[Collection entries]
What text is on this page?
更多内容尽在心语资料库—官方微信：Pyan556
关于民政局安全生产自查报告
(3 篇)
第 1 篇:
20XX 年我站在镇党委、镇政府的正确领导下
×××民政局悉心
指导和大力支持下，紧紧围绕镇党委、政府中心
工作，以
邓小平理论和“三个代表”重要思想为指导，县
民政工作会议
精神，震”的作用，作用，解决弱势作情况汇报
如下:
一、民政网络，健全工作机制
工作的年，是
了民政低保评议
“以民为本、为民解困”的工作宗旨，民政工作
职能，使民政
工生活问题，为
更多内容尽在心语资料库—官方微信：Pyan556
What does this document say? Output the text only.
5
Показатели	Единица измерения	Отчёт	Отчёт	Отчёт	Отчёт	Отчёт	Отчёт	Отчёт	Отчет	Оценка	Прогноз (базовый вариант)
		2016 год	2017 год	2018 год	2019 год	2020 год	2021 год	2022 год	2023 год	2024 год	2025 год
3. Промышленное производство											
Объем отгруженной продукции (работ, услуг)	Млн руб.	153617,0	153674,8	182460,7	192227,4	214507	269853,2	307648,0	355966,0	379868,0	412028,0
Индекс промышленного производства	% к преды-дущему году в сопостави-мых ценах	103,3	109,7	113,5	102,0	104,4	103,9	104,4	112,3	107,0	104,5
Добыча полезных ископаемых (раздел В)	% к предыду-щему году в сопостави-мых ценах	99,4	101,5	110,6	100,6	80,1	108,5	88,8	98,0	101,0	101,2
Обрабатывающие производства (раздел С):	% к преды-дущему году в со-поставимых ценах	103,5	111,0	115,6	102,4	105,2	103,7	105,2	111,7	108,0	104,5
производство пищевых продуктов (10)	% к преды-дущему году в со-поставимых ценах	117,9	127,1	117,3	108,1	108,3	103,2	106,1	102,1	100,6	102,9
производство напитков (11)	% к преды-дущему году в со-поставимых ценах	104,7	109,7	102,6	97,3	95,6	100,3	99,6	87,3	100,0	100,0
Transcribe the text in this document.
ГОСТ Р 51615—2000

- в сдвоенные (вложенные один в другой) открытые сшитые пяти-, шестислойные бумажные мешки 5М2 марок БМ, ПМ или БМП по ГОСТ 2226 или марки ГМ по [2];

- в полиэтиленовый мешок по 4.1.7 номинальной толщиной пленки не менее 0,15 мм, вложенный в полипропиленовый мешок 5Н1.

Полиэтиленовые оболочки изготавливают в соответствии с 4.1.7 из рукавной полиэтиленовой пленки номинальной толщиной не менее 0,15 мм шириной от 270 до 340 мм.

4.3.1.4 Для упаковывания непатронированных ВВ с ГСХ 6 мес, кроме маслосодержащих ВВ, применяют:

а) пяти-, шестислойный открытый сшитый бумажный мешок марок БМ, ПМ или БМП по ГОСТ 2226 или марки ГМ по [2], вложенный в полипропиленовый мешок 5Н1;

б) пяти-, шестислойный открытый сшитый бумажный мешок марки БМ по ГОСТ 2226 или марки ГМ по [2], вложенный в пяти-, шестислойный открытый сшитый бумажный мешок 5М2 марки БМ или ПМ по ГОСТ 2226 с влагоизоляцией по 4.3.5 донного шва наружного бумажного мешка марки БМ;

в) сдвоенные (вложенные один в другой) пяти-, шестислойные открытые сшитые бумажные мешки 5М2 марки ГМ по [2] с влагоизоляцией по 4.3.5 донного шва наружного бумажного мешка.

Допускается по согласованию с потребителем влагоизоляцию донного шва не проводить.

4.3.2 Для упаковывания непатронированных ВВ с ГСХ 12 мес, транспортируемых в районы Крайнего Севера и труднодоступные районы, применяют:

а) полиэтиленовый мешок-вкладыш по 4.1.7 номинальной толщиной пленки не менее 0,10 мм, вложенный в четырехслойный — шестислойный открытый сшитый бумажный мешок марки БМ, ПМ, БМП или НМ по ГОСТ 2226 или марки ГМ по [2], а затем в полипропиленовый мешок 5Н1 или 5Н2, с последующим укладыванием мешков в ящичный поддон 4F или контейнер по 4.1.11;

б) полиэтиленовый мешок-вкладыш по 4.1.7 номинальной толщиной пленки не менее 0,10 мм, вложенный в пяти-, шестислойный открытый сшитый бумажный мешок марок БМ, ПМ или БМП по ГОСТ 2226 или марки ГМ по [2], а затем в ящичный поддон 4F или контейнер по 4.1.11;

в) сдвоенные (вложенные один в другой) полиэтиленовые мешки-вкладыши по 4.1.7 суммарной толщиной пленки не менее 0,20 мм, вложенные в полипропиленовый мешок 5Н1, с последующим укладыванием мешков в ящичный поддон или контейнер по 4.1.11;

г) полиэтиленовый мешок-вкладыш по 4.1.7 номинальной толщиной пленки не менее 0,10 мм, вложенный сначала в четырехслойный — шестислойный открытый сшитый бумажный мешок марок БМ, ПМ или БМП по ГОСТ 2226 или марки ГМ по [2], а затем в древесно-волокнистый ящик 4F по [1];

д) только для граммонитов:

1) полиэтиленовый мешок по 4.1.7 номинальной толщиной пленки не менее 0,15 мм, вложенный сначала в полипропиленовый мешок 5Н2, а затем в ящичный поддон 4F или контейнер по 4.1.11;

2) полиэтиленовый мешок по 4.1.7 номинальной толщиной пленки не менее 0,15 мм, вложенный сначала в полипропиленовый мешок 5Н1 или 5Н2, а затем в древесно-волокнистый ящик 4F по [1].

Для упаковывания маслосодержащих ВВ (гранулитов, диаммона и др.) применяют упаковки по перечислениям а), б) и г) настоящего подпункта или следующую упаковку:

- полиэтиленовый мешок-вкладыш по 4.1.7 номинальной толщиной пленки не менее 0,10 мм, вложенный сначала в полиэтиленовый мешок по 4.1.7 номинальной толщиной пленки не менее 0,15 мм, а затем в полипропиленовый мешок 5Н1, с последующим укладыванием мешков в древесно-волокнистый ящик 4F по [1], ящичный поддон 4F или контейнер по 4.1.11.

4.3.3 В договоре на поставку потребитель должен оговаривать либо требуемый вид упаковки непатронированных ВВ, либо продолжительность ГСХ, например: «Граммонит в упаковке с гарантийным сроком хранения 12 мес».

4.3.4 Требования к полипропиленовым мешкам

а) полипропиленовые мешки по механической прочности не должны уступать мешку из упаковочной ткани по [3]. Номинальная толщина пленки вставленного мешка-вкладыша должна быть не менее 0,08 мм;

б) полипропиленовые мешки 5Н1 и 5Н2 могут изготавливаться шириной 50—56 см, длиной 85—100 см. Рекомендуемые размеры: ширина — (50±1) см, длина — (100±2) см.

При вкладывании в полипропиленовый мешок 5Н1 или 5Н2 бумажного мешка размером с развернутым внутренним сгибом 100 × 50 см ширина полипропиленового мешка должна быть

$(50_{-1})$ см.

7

- [Written instruction]
Out of the preceding entries, pull every line containing the string "What".

- [Task result]
What text is on this page?
What does this document say? Output the text only.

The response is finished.